#### What to work on
Count the lines in the entries below that include the word "text". Give nothing but the number.

________

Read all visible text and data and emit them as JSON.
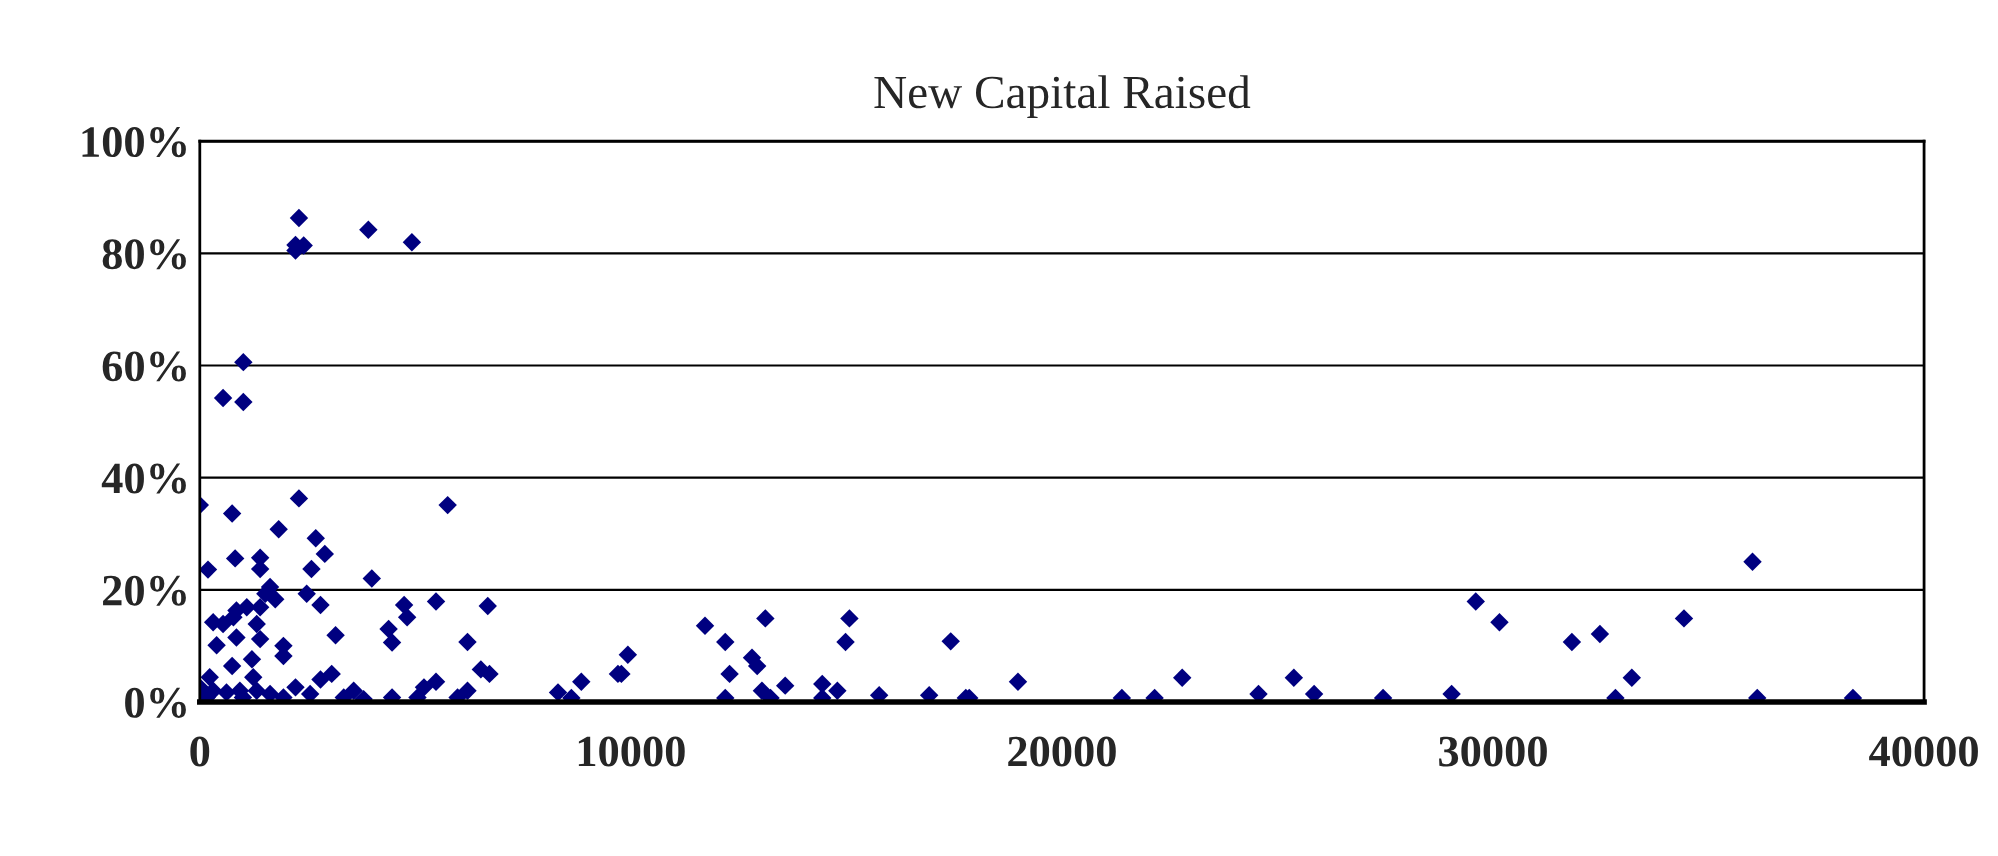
{
  "chart_data": {
    "type": "scatter",
    "title": "New Capital Raised",
    "x": [
      2300,
      2220,
      2410,
      2220,
      3910,
      4920,
      1010,
      540,
      1010,
      0,
      750,
      2300,
      5750,
      1830,
      2690,
      2900,
      2590,
      1400,
      1400,
      820,
      190,
      3990,
      2480,
      2800,
      1630,
      1520,
      1750,
      1400,
      1090,
      850,
      310,
      540,
      780,
      1320,
      850,
      390,
      1400,
      1210,
      1940,
      1940,
      3150,
      4740,
      4810,
      4380,
      4460,
      5480,
      6680,
      6210,
      6520,
      6720,
      750,
      230,
      1240,
      2800,
      3060,
      0,
      310,
      620,
      930,
      1320,
      1630,
      2220,
      2560,
      3340,
      3570,
      3800,
      4460,
      5050,
      5200,
      5480,
      5980,
      6210,
      8310,
      8620,
      8850,
      9700,
      160,
      1000,
      1940,
      9780,
      9930,
      11720,
      12190,
      13120,
      12810,
      12930,
      12290,
      12190,
      13040,
      13240,
      13580,
      14440,
      14440,
      14790,
      14980,
      15070,
      15760,
      16920,
      17420,
      17770,
      17850,
      18980,
      21390,
      22150,
      22790,
      24560,
      25380,
      25850,
      27450,
      29040,
      29600,
      30150,
      31830,
      32480,
      32840,
      33220,
      34430,
      36020,
      36130,
      38350
    ],
    "series": [
      {
        "color": "#000080",
        "values": [
          86.3,
          81.5,
          81.4,
          80.5,
          84.2,
          82,
          60.6,
          54.2,
          53.5,
          35.1,
          33.6,
          36.3,
          35.1,
          30.8,
          29.2,
          26.4,
          23.7,
          25.7,
          23.7,
          25.6,
          23.6,
          22.0,
          19.3,
          17.3,
          20.5,
          19.3,
          18.3,
          16.9,
          16.9,
          16.3,
          14.2,
          13.9,
          15.1,
          13.9,
          11.5,
          10.1,
          11.2,
          7.6,
          10.0,
          8.2,
          11.9,
          17.3,
          15.1,
          13.0,
          10.6,
          17.9,
          17.1,
          10.7,
          5.8,
          5.0,
          6.4,
          4.4,
          4.4,
          4.0,
          5.0,
          2.6,
          2.0,
          1.7,
          2.0,
          2.0,
          1.4,
          2.6,
          1.4,
          0.8,
          2.0,
          0.5,
          0.8,
          0.8,
          2.6,
          3.6,
          0.8,
          2.0,
          1.7,
          0.7,
          3.6,
          5.0,
          0.8,
          0.8,
          0.8,
          5.0,
          8.4,
          13.6,
          10.7,
          14.9,
          7.9,
          6.4,
          5.0,
          0.7,
          2.0,
          0.7,
          2.9,
          3.2,
          0.7,
          2.0,
          10.7,
          14.9,
          1.2,
          1.2,
          10.8,
          0.7,
          0.7,
          3.6,
          0.7,
          0.7,
          4.3,
          1.4,
          4.3,
          1.4,
          0.7,
          1.4,
          17.9,
          14.2,
          10.7,
          12.1,
          0.7,
          4.3,
          14.9,
          25.0,
          0.7,
          0.7
        ]
      }
    ],
    "xlim": [
      0,
      40000
    ],
    "xticks": [
      0,
      10000,
      20000,
      30000,
      40000
    ],
    "ylim": [
      0,
      100
    ],
    "yticks": [
      {
        "value": 0,
        "label": "0%"
      },
      {
        "value": 20,
        "label": "20%"
      },
      {
        "value": 40,
        "label": "40%"
      },
      {
        "value": 60,
        "label": "60%"
      },
      {
        "value": 80,
        "label": "80%"
      },
      {
        "value": 100,
        "label": "100%"
      }
    ],
    "grid": "y",
    "marker": "diamond"
  }
}
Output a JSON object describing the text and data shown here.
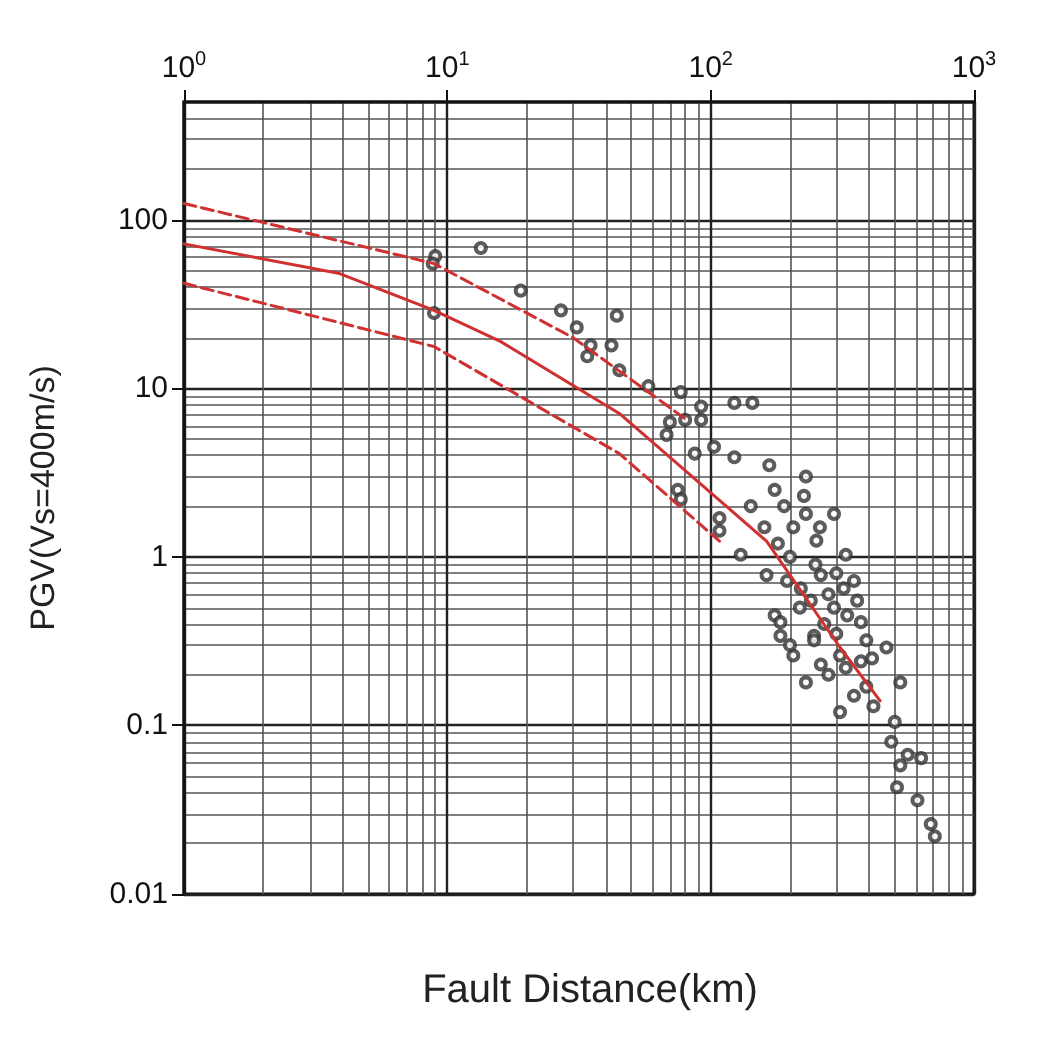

________

#### Solution
2